Task to complete
Filter these entries so that only lines with the word "label" remain.

▬▬▬▬▬▬▬▬▬▬

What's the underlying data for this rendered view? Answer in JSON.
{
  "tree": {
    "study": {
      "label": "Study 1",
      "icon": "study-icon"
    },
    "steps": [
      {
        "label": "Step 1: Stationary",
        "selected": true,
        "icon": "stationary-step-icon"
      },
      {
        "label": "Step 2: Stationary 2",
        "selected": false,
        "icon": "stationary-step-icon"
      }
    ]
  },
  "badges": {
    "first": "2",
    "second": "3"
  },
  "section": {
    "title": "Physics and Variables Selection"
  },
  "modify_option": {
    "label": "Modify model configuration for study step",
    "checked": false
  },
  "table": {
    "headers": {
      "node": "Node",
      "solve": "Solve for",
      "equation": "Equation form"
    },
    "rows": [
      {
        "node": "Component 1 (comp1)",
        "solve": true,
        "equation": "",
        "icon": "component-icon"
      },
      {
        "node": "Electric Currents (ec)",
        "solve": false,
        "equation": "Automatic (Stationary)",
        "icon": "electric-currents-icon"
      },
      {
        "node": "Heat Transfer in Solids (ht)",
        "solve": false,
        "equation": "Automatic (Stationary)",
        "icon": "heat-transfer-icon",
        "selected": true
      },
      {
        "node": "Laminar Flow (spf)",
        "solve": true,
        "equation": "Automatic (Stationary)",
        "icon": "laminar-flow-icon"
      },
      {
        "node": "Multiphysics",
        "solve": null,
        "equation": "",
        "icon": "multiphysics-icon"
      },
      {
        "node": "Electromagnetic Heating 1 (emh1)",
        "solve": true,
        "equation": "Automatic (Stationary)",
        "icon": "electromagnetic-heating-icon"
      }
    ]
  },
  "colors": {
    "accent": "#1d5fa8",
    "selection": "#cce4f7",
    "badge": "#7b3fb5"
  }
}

▬▬▬▬▬▬▬▬▬▬

Answer to the problem
      "label": "Study 1",
        "label": "Step 1: Stationary",
        "label": "Step 2: Stationary 2",
    "label": "Modify model configuration for study step",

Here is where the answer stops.